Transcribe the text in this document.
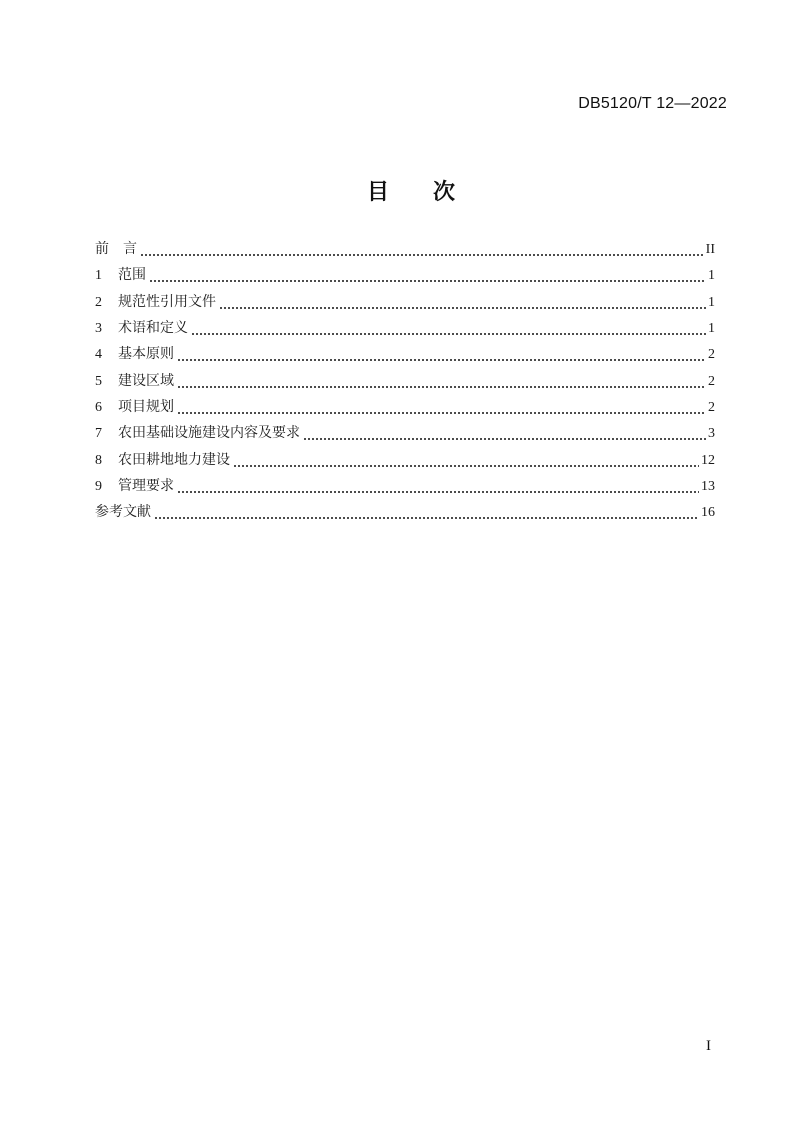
DB5120/T 12—2022
目　　次
前　言	II
1	范围	1
2	规范性引用文件	1
3	术语和定义	1
4	基本原则	2
5	建设区域	2
6	项目规划	2
7	农田基础设施建设内容及要求	3
8	农田耕地地力建设	12
9	管理要求	13
参考文献	16
I
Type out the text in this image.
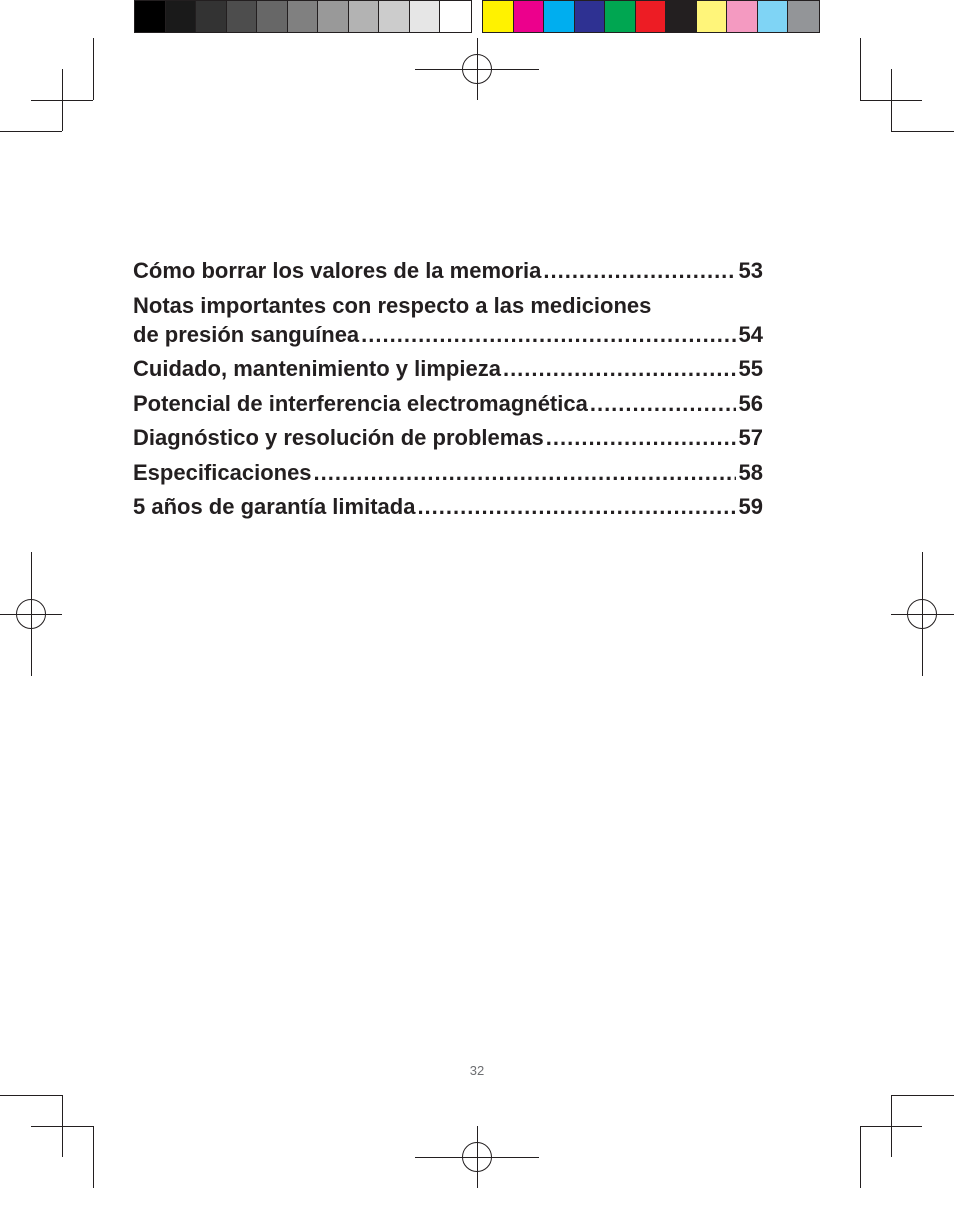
Cómo borrar los valores de la memoria .....	53
Notas importantes con respecto a las mediciones
de presión sanguínea .....	54
Cuidado, mantenimiento y limpieza .....	55
Potencial de interferencia electromagnética .....	56
Diagnóstico y resolución de problemas .....	57
Especificaciones .....	58
5 años de garantía limitada .....	59
32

============================================================

### Instruction
Copy every line of the listing containing the string "text".

### Exercise answer
Transcribe the text in this document.
Type out the text in this image.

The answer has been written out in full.